## Stated problem
Your task is to repeat the entries word for word while leaving out the pictures.

— BEGIN —

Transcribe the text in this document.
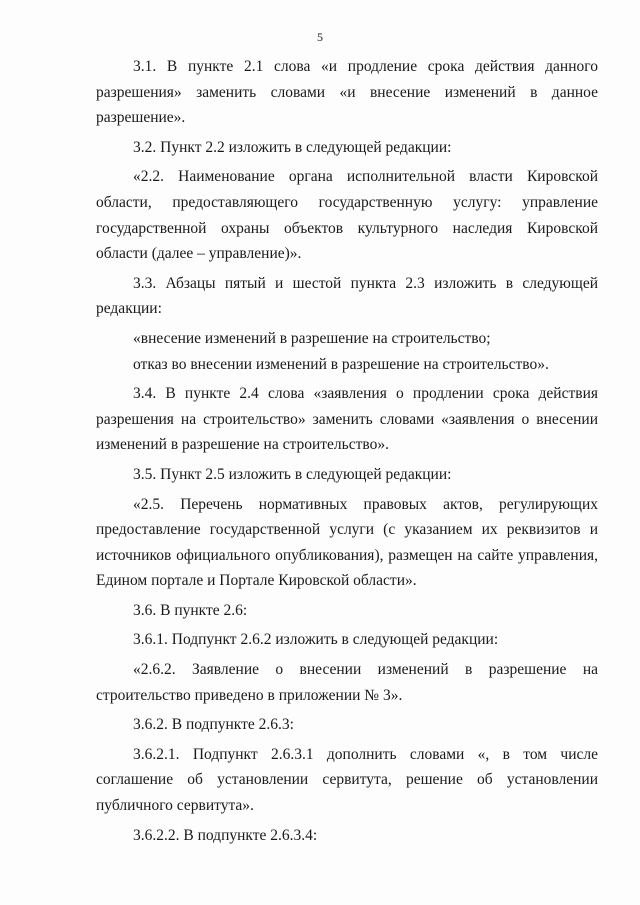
5

3.1. В пункте 2.1 слова «и продление срока действия данного разрешения» заменить словами «и внесение изменений в данное разрешение».

3.2. Пункт 2.2 изложить в следующей редакции:

«2.2. Наименование органа исполнительной власти Кировской области, предоставляющего государственную услугу: управление государственной охраны объектов культурного наследия Кировской области (далее – управление)».

3.3. Абзацы пятый и шестой пункта 2.3 изложить в следующей редакции:

«внесение изменений в разрешение на строительство;

отказ во внесении изменений в разрешение на строительство».

3.4. В пункте 2.4 слова «заявления о продлении срока действия разрешения на строительство» заменить словами «заявления о внесении изменений в разрешение на строительство».

3.5. Пункт 2.5 изложить в следующей редакции:

«2.5. Перечень нормативных правовых актов, регулирующих предоставление государственной услуги (с указанием их реквизитов и источников официального опубликования), размещен на сайте управления, Едином портале и Портале Кировской области».

3.6. В пункте 2.6:

3.6.1. Подпункт 2.6.2 изложить в следующей редакции:

«2.6.2. Заявление о внесении изменений в разрешение на строительство приведено в приложении № 3».

3.6.2. В подпункте 2.6.3:

3.6.2.1. Подпункт 2.6.3.1 дополнить словами «, в том числе соглашение об установлении сервитута, решение об установлении публичного сервитута».

3.6.2.2. В подпункте 2.6.3.4:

— END —

## Exercise output
Transcribe the text in this document.
5

3.1. В пункте 2.1 слова «и продление срока действия данного разрешения» заменить словами «и внесение изменений в данное разрешение».

3.2. Пункт 2.2 изложить в следующей редакции:

«2.2. Наименование органа исполнительной власти Кировской области, предоставляющего государственную услугу: управление государственной охраны объектов культурного наследия Кировской области (далее – управление)».

3.3. Абзацы пятый и шестой пункта 2.3 изложить в следующей редакции:

«внесение изменений в разрешение на строительство;

отказ во внесении изменений в разрешение на строительство».

3.4. В пункте 2.4 слова «заявления о продлении срока действия разрешения на строительство» заменить словами «заявления о внесении изменений в разрешение на строительство».

3.5. Пункт 2.5 изложить в следующей редакции:

«2.5. Перечень нормативных правовых актов, регулирующих предоставление государственной услуги (с указанием их реквизитов и источников официального опубликования), размещен на сайте управления, Едином портале и Портале Кировской области».

3.6. В пункте 2.6:

3.6.1. Подпункт 2.6.2 изложить в следующей редакции:

«2.6.2. Заявление о внесении изменений в разрешение на строительство приведено в приложении № 3».

3.6.2. В подпункте 2.6.3:

3.6.2.1. Подпункт 2.6.3.1 дополнить словами «, в том числе соглашение об установлении сервитута, решение об установлении публичного сервитута».

3.6.2.2. В подпункте 2.6.3.4:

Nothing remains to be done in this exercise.